■ ENTRIES
━━━
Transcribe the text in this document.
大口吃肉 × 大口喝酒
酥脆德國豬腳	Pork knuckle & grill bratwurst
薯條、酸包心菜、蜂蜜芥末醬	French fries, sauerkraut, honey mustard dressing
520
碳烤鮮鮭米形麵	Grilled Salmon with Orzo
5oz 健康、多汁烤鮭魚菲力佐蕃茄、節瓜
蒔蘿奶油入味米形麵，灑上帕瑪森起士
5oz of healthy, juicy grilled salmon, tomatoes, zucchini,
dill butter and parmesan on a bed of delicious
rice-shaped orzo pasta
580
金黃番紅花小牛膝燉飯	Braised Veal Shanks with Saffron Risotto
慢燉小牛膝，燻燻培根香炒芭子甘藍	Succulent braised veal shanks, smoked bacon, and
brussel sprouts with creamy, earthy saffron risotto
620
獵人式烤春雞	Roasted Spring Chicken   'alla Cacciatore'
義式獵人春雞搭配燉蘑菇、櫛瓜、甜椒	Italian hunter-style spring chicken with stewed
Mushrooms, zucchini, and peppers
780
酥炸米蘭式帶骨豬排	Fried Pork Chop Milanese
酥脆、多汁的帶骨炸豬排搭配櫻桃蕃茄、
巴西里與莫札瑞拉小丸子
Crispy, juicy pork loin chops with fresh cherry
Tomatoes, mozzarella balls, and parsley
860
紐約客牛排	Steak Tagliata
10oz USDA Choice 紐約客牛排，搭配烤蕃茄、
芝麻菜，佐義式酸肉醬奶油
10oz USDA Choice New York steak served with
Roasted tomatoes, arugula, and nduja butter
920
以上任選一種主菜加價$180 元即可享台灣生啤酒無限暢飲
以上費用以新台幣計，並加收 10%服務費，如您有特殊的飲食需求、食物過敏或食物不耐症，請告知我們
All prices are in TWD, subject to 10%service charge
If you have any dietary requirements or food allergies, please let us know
━━━
■ GOAL
Set down every record above exactly as given.

■ THE RESULT
Transcribe the text in this document.
大口吃肉 × 大口喝酒
酥脆德國豬腳	Pork knuckle & grill bratwurst
薯條、酸包心菜、蜂蜜芥末醬	French fries, sauerkraut, honey mustard dressing
520
碳烤鮮鮭米形麵	Grilled Salmon with Orzo
5oz 健康、多汁烤鮭魚菲力佐蕃茄、節瓜
蒔蘿奶油入味米形麵，灑上帕瑪森起士
5oz of healthy, juicy grilled salmon, tomatoes, zucchini,
dill butter and parmesan on a bed of delicious
rice-shaped orzo pasta
580
金黃番紅花小牛膝燉飯	Braised Veal Shanks with Saffron Risotto
慢燉小牛膝，燻燻培根香炒芭子甘藍	Succulent braised veal shanks, smoked bacon, and
brussel sprouts with creamy, earthy saffron risotto
620
獵人式烤春雞	Roasted Spring Chicken   'alla Cacciatore'
義式獵人春雞搭配燉蘑菇、櫛瓜、甜椒	Italian hunter-style spring chicken with stewed
Mushrooms, zucchini, and peppers
780
酥炸米蘭式帶骨豬排	Fried Pork Chop Milanese
酥脆、多汁的帶骨炸豬排搭配櫻桃蕃茄、
巴西里與莫札瑞拉小丸子
Crispy, juicy pork loin chops with fresh cherry
Tomatoes, mozzarella balls, and parsley
860
紐約客牛排	Steak Tagliata
10oz USDA Choice 紐約客牛排，搭配烤蕃茄、
芝麻菜，佐義式酸肉醬奶油
10oz USDA Choice New York steak served with
Roasted tomatoes, arugula, and nduja butter
920
以上任選一種主菜加價$180 元即可享台灣生啤酒無限暢飲
以上費用以新台幣計，並加收 10%服務費，如您有特殊的飲食需求、食物過敏或食物不耐症，請告知我們
All prices are in TWD, subject to 10%service charge
If you have any dietary requirements or food allergies, please let us know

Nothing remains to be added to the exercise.